Requirement >> Write out each line exactly as given. Leave the pictures out of your copy.

** BEGIN **

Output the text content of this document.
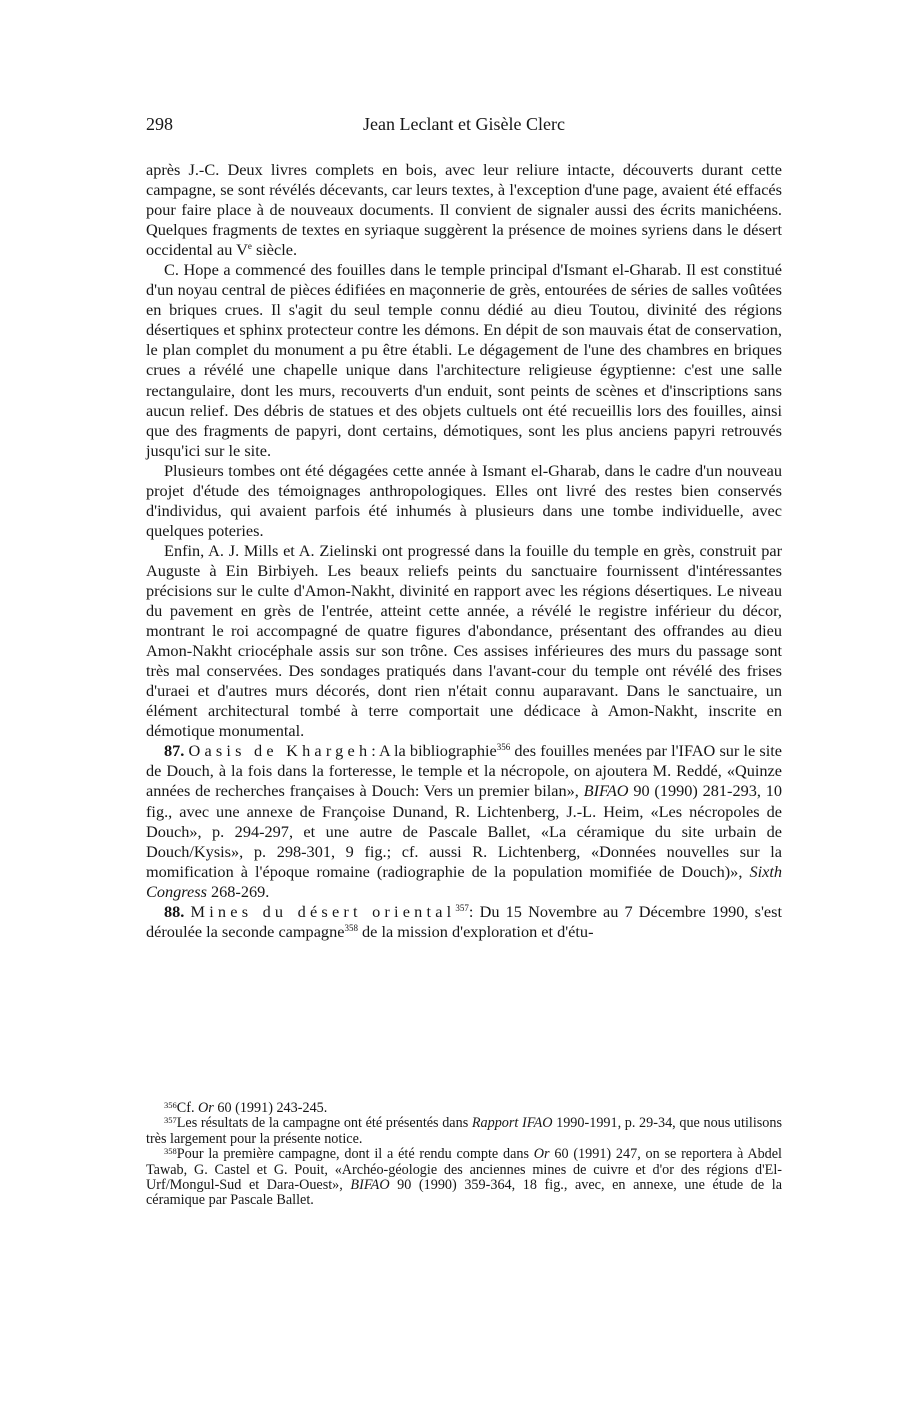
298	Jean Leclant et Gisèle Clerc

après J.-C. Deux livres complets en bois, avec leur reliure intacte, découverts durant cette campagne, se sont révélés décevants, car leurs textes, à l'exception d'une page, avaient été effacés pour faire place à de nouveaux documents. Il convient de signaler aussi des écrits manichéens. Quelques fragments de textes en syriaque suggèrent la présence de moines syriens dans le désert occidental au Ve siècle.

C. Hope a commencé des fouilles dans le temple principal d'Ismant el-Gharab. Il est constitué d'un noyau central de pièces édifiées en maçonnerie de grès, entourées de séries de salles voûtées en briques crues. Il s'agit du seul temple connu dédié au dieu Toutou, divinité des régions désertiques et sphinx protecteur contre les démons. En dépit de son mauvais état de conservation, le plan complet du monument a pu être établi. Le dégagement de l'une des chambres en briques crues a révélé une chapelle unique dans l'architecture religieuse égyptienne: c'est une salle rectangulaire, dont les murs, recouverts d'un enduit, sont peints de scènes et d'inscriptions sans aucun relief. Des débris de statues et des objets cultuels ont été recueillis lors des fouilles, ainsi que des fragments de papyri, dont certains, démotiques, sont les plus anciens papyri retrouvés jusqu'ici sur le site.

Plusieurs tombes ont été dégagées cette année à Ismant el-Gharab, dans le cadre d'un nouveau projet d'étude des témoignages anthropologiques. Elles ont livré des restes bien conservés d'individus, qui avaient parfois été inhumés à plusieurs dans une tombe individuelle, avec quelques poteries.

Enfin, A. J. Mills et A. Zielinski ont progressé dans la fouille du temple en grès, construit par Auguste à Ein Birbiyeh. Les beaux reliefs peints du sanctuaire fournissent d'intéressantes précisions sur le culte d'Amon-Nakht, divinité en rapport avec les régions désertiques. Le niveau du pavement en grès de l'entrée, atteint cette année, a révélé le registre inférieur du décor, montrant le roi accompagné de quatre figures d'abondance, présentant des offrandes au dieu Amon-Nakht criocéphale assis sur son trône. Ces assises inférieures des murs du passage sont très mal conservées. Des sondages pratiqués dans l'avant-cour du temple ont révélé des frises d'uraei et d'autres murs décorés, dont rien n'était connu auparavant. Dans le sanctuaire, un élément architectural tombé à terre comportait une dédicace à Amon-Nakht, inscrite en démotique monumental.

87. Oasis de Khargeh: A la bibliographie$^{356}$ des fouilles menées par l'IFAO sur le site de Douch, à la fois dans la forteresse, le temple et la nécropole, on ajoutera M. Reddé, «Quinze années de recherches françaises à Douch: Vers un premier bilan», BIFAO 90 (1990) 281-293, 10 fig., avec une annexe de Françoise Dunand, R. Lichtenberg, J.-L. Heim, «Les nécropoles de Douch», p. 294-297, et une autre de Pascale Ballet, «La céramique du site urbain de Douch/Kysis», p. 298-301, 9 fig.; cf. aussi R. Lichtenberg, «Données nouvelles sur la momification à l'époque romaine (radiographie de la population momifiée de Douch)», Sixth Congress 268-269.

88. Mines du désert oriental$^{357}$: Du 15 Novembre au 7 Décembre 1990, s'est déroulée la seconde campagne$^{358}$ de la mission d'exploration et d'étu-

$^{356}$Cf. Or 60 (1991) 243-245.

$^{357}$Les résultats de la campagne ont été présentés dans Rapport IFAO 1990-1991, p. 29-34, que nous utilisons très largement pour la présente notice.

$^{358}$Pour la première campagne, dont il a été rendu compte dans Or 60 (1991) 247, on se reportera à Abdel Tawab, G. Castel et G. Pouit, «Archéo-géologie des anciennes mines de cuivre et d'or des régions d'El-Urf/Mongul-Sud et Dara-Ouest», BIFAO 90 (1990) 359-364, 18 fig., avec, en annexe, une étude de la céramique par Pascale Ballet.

** END **

Result below >>
Output the text content of this document.
298	Jean Leclant et Gisèle Clerc

après J.-C. Deux livres complets en bois, avec leur reliure intacte, découverts durant cette campagne, se sont révélés décevants, car leurs textes, à l'exception d'une page, avaient été effacés pour faire place à de nouveaux documents. Il convient de signaler aussi des écrits manichéens. Quelques fragments de textes en syriaque suggèrent la présence de moines syriens dans le désert occidental au Ve siècle.

C. Hope a commencé des fouilles dans le temple principal d'Ismant el-Gharab. Il est constitué d'un noyau central de pièces édifiées en maçonnerie de grès, entourées de séries de salles voûtées en briques crues. Il s'agit du seul temple connu dédié au dieu Toutou, divinité des régions désertiques et sphinx protecteur contre les démons. En dépit de son mauvais état de conservation, le plan complet du monument a pu être établi. Le dégagement de l'une des chambres en briques crues a révélé une chapelle unique dans l'architecture religieuse égyptienne: c'est une salle rectangulaire, dont les murs, recouverts d'un enduit, sont peints de scènes et d'inscriptions sans aucun relief. Des débris de statues et des objets cultuels ont été recueillis lors des fouilles, ainsi que des fragments de papyri, dont certains, démotiques, sont les plus anciens papyri retrouvés jusqu'ici sur le site.

Plusieurs tombes ont été dégagées cette année à Ismant el-Gharab, dans le cadre d'un nouveau projet d'étude des témoignages anthropologiques. Elles ont livré des restes bien conservés d'individus, qui avaient parfois été inhumés à plusieurs dans une tombe individuelle, avec quelques poteries.

Enfin, A. J. Mills et A. Zielinski ont progressé dans la fouille du temple en grès, construit par Auguste à Ein Birbiyeh. Les beaux reliefs peints du sanctuaire fournissent d'intéressantes précisions sur le culte d'Amon-Nakht, divinité en rapport avec les régions désertiques. Le niveau du pavement en grès de l'entrée, atteint cette année, a révélé le registre inférieur du décor, montrant le roi accompagné de quatre figures d'abondance, présentant des offrandes au dieu Amon-Nakht criocéphale assis sur son trône. Ces assises inférieures des murs du passage sont très mal conservées. Des sondages pratiqués dans l'avant-cour du temple ont révélé des frises d'uraei et d'autres murs décorés, dont rien n'était connu auparavant. Dans le sanctuaire, un élément architectural tombé à terre comportait une dédicace à Amon-Nakht, inscrite en démotique monumental.

87. Oasis de Khargeh: A la bibliographie$^{356}$ des fouilles menées par l'IFAO sur le site de Douch, à la fois dans la forteresse, le temple et la nécropole, on ajoutera M. Reddé, «Quinze années de recherches françaises à Douch: Vers un premier bilan», BIFAO 90 (1990) 281-293, 10 fig., avec une annexe de Françoise Dunand, R. Lichtenberg, J.-L. Heim, «Les nécropoles de Douch», p. 294-297, et une autre de Pascale Ballet, «La céramique du site urbain de Douch/Kysis», p. 298-301, 9 fig.; cf. aussi R. Lichtenberg, «Données nouvelles sur la momification à l'époque romaine (radiographie de la population momifiée de Douch)», Sixth Congress 268-269.

88. Mines du désert oriental$^{357}$: Du 15 Novembre au 7 Décembre 1990, s'est déroulée la seconde campagne$^{358}$ de la mission d'exploration et d'étu-

$^{356}$Cf. Or 60 (1991) 243-245.

$^{357}$Les résultats de la campagne ont été présentés dans Rapport IFAO 1990-1991, p. 29-34, que nous utilisons très largement pour la présente notice.

$^{358}$Pour la première campagne, dont il a été rendu compte dans Or 60 (1991) 247, on se reportera à Abdel Tawab, G. Castel et G. Pouit, «Archéo-géologie des anciennes mines de cuivre et d'or des régions d'El-Urf/Mongul-Sud et Dara-Ouest», BIFAO 90 (1990) 359-364, 18 fig., avec, en annexe, une étude de la céramique par Pascale Ballet.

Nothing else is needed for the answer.